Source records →

▬▬▬

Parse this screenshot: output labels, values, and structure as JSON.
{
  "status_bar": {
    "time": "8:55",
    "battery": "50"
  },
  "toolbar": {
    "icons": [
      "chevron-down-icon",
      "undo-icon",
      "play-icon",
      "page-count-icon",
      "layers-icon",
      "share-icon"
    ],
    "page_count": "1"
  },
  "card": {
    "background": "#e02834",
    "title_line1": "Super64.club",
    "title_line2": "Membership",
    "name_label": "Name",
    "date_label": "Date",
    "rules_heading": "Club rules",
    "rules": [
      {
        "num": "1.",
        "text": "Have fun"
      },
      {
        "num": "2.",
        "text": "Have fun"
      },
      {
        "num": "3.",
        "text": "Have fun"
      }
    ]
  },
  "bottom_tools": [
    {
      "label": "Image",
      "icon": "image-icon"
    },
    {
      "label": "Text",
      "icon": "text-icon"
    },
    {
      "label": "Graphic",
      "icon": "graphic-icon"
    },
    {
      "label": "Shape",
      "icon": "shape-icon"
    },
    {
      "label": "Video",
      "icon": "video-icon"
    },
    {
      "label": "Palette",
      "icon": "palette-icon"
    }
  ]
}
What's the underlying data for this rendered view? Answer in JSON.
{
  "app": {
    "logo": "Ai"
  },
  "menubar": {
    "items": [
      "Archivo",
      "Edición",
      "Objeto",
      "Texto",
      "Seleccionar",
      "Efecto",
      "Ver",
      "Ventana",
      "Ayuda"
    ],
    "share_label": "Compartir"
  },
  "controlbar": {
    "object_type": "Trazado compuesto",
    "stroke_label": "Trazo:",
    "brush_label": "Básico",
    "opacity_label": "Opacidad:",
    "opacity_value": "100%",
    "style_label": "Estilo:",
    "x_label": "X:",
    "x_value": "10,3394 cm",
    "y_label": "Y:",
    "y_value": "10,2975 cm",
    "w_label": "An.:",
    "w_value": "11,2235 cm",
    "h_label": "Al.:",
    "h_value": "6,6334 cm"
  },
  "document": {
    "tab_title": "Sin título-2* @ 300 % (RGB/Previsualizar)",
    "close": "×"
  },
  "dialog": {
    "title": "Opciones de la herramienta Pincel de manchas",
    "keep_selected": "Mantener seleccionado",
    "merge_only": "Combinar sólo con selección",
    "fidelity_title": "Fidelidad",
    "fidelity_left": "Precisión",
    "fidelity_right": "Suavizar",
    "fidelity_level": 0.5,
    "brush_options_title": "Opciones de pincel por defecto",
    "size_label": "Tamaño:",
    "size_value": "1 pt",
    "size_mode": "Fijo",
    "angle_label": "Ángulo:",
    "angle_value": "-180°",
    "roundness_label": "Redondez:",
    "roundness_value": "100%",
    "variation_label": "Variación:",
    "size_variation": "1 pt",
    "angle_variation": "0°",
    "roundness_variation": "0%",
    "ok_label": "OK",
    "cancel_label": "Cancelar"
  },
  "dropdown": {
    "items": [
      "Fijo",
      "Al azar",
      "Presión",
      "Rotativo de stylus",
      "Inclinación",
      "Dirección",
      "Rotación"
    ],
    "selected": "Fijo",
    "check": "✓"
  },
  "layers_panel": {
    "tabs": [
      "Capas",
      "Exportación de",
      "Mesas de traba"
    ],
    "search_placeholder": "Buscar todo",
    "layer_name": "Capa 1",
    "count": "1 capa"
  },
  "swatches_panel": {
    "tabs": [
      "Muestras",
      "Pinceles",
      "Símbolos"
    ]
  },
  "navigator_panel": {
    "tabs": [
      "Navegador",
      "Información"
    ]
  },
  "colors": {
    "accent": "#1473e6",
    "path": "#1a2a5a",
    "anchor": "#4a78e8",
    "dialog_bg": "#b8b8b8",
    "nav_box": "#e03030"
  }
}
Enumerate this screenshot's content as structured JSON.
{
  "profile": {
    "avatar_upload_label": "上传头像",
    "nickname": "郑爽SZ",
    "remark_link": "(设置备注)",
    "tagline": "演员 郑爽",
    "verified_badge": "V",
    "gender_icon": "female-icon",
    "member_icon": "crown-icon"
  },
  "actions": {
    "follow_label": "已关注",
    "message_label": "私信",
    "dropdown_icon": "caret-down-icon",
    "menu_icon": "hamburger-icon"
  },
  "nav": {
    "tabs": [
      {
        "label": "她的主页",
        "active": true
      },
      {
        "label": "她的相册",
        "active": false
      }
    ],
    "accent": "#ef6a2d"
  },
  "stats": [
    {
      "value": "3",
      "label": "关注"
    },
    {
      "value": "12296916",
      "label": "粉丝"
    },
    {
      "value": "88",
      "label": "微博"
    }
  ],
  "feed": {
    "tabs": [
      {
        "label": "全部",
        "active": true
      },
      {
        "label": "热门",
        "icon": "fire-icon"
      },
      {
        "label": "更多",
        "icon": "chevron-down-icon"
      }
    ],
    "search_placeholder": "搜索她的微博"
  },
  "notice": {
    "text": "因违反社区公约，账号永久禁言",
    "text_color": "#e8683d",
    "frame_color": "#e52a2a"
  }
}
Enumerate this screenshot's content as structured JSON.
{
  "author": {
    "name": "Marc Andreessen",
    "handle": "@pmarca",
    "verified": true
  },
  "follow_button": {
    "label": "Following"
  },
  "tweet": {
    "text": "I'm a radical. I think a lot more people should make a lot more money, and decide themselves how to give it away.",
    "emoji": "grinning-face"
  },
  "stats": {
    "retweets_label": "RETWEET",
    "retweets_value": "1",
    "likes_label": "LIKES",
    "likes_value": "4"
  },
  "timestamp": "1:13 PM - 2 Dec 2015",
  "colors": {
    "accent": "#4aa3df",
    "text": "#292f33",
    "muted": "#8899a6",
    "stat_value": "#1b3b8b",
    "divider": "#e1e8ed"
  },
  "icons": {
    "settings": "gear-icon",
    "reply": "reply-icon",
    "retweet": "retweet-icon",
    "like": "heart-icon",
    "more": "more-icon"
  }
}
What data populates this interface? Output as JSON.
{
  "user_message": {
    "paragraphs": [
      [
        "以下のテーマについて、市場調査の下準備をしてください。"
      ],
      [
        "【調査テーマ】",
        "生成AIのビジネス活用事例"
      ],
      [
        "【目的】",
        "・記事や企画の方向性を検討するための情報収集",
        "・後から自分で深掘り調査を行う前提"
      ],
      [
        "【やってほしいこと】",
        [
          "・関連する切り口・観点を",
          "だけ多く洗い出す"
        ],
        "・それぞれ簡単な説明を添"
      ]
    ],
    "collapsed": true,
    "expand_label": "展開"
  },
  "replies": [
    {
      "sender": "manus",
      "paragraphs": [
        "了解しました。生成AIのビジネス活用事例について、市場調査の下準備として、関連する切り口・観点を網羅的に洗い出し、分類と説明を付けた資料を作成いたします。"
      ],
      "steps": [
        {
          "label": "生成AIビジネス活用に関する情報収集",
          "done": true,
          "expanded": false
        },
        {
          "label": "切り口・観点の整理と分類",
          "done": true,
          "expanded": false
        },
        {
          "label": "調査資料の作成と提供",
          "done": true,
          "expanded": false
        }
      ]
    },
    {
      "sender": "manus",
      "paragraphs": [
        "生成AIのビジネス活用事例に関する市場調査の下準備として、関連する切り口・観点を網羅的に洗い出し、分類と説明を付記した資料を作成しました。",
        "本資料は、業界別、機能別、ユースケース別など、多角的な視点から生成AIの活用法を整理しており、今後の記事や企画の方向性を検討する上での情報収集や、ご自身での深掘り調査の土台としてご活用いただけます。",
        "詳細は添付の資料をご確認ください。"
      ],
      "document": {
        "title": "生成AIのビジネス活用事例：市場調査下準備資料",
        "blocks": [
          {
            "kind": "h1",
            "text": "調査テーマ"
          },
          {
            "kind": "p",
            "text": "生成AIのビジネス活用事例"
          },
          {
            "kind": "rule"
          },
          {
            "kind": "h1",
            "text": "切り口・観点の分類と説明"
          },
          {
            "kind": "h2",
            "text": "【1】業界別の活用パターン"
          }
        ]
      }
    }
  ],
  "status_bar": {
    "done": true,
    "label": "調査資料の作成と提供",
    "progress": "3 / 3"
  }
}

▬▬▬

What to do → Search the listing for the string "JSON". Copy each line where it turns up.

Answer in full →
Parse this screenshot: output labels, values, and structure as JSON.
What's the underlying data for this rendered view? Answer in JSON.
Enumerate this screenshot's content as structured JSON.
Enumerate this screenshot's content as structured JSON.
What data populates this interface? Output as JSON.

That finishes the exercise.